### Exercise materials ###

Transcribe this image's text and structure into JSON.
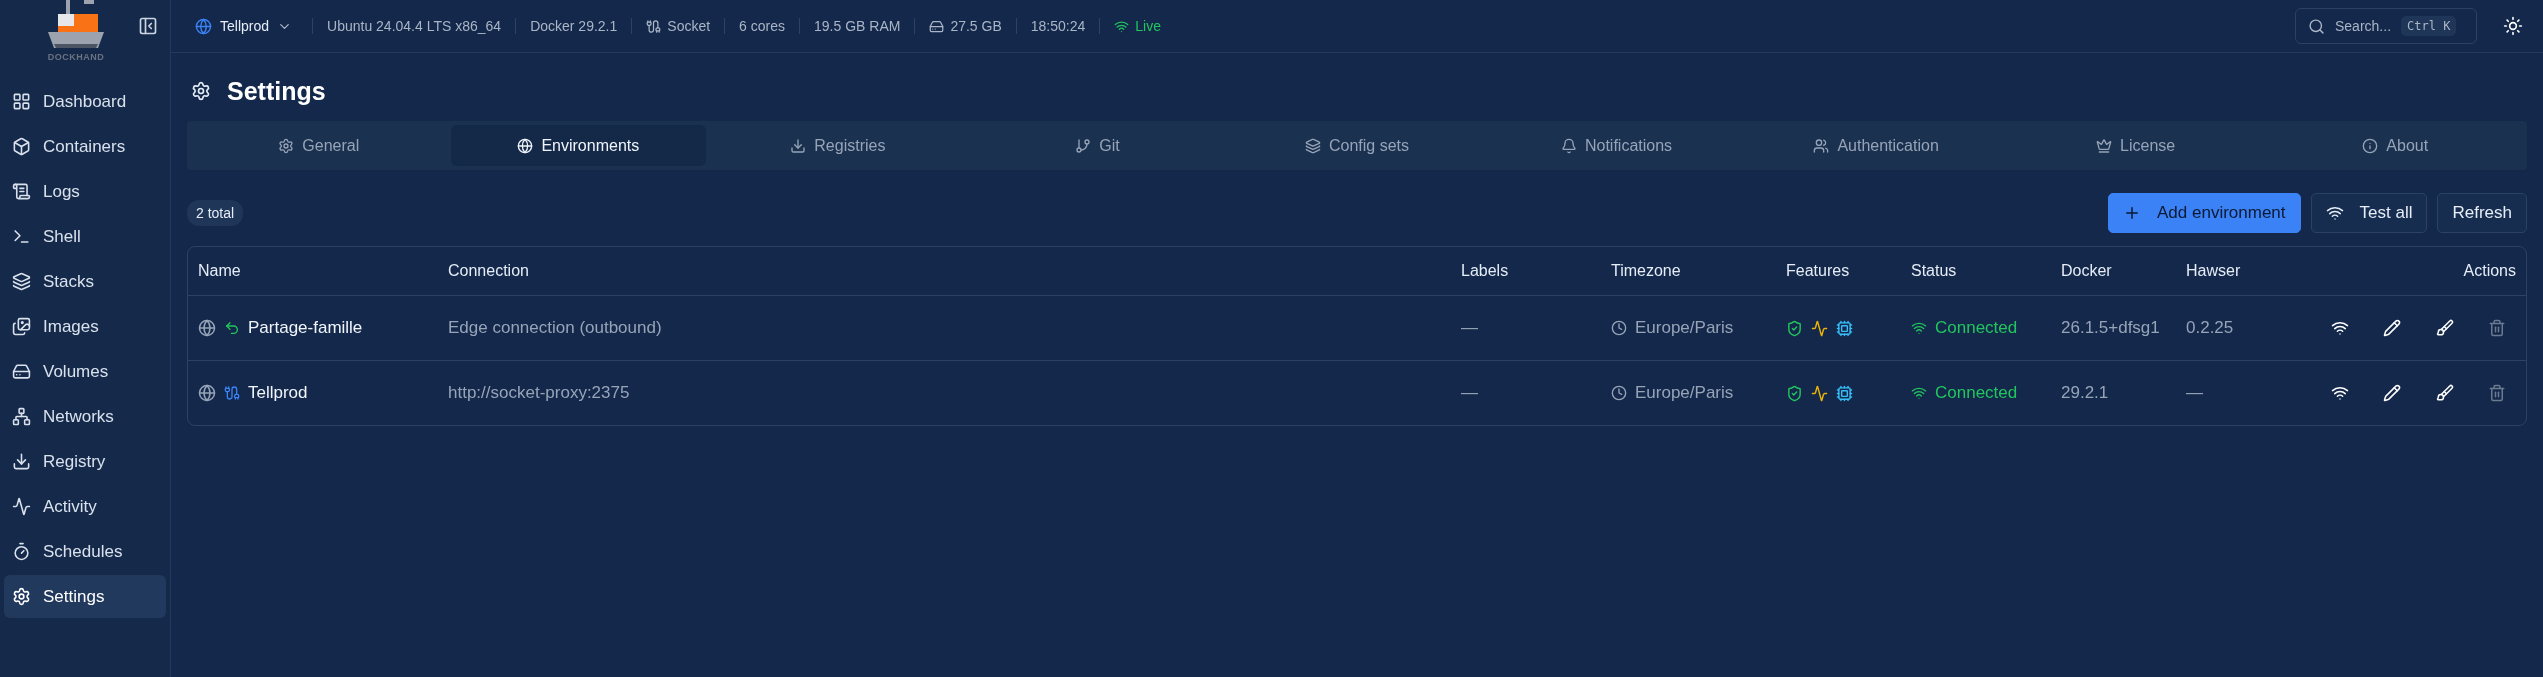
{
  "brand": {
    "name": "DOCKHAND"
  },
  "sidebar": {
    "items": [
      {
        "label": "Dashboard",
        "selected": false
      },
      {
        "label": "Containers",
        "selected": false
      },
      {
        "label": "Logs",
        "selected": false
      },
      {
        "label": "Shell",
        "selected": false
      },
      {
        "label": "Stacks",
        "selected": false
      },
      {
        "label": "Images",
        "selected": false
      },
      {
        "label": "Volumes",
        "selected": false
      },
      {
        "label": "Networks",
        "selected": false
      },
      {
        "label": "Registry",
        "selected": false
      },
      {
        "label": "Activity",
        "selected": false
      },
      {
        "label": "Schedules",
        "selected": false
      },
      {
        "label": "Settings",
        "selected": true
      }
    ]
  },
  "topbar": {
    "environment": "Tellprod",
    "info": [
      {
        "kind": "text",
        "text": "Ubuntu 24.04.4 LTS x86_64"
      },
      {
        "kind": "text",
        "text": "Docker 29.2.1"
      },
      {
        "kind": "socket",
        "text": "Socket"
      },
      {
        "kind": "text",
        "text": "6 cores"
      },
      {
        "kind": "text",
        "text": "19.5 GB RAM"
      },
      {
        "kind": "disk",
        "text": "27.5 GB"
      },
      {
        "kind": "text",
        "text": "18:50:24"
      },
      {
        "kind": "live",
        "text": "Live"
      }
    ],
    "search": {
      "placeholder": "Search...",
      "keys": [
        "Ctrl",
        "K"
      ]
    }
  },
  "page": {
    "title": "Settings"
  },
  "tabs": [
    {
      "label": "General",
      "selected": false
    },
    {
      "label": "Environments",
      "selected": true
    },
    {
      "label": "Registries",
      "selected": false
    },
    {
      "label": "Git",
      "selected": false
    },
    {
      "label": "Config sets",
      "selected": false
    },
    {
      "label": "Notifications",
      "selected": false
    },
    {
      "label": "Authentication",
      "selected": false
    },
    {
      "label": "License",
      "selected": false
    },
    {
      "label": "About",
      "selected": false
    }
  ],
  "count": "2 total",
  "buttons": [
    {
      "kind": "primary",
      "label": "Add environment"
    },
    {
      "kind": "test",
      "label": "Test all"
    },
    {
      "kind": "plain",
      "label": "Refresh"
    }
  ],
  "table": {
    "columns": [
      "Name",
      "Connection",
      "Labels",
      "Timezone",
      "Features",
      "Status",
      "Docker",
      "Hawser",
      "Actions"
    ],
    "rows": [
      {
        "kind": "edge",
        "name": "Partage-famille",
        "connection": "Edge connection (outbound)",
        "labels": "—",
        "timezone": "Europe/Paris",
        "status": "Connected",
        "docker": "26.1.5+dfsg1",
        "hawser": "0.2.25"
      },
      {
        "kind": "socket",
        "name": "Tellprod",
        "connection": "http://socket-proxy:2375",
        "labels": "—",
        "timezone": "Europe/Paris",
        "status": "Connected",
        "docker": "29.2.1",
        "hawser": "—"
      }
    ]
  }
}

###

Problem description:
Set down all the entries exactly as they appear, but skip any pictures.

Worked answer:
Transcribe this image's text and structure into JSON.
{
  "brand": {
    "name": "DOCKHAND"
  },
  "sidebar": {
    "items": [
      {
        "label": "Dashboard",
        "selected": false
      },
      {
        "label": "Containers",
        "selected": false
      },
      {
        "label": "Logs",
        "selected": false
      },
      {
        "label": "Shell",
        "selected": false
      },
      {
        "label": "Stacks",
        "selected": false
      },
      {
        "label": "Images",
        "selected": false
      },
      {
        "label": "Volumes",
        "selected": false
      },
      {
        "label": "Networks",
        "selected": false
      },
      {
        "label": "Registry",
        "selected": false
      },
      {
        "label": "Activity",
        "selected": false
      },
      {
        "label": "Schedules",
        "selected": false
      },
      {
        "label": "Settings",
        "selected": true
      }
    ]
  },
  "topbar": {
    "environment": "Tellprod",
    "info": [
      {
        "kind": "text",
        "text": "Ubuntu 24.04.4 LTS x86_64"
      },
      {
        "kind": "text",
        "text": "Docker 29.2.1"
      },
      {
        "kind": "socket",
        "text": "Socket"
      },
      {
        "kind": "text",
        "text": "6 cores"
      },
      {
        "kind": "text",
        "text": "19.5 GB RAM"
      },
      {
        "kind": "disk",
        "text": "27.5 GB"
      },
      {
        "kind": "text",
        "text": "18:50:24"
      },
      {
        "kind": "live",
        "text": "Live"
      }
    ],
    "search": {
      "placeholder": "Search...",
      "keys": [
        "Ctrl",
        "K"
      ]
    }
  },
  "page": {
    "title": "Settings"
  },
  "tabs": [
    {
      "label": "General",
      "selected": false
    },
    {
      "label": "Environments",
      "selected": true
    },
    {
      "label": "Registries",
      "selected": false
    },
    {
      "label": "Git",
      "selected": false
    },
    {
      "label": "Config sets",
      "selected": false
    },
    {
      "label": "Notifications",
      "selected": false
    },
    {
      "label": "Authentication",
      "selected": false
    },
    {
      "label": "License",
      "selected": false
    },
    {
      "label": "About",
      "selected": false
    }
  ],
  "count": "2 total",
  "buttons": [
    {
      "kind": "primary",
      "label": "Add environment"
    },
    {
      "kind": "test",
      "label": "Test all"
    },
    {
      "kind": "plain",
      "label": "Refresh"
    }
  ],
  "table": {
    "columns": [
      "Name",
      "Connection",
      "Labels",
      "Timezone",
      "Features",
      "Status",
      "Docker",
      "Hawser",
      "Actions"
    ],
    "rows": [
      {
        "kind": "edge",
        "name": "Partage-famille",
        "connection": "Edge connection (outbound)",
        "labels": "—",
        "timezone": "Europe/Paris",
        "status": "Connected",
        "docker": "26.1.5+dfsg1",
        "hawser": "0.2.25"
      },
      {
        "kind": "socket",
        "name": "Tellprod",
        "connection": "http://socket-proxy:2375",
        "labels": "—",
        "timezone": "Europe/Paris",
        "status": "Connected",
        "docker": "29.2.1",
        "hawser": "—"
      }
    ]
  }
}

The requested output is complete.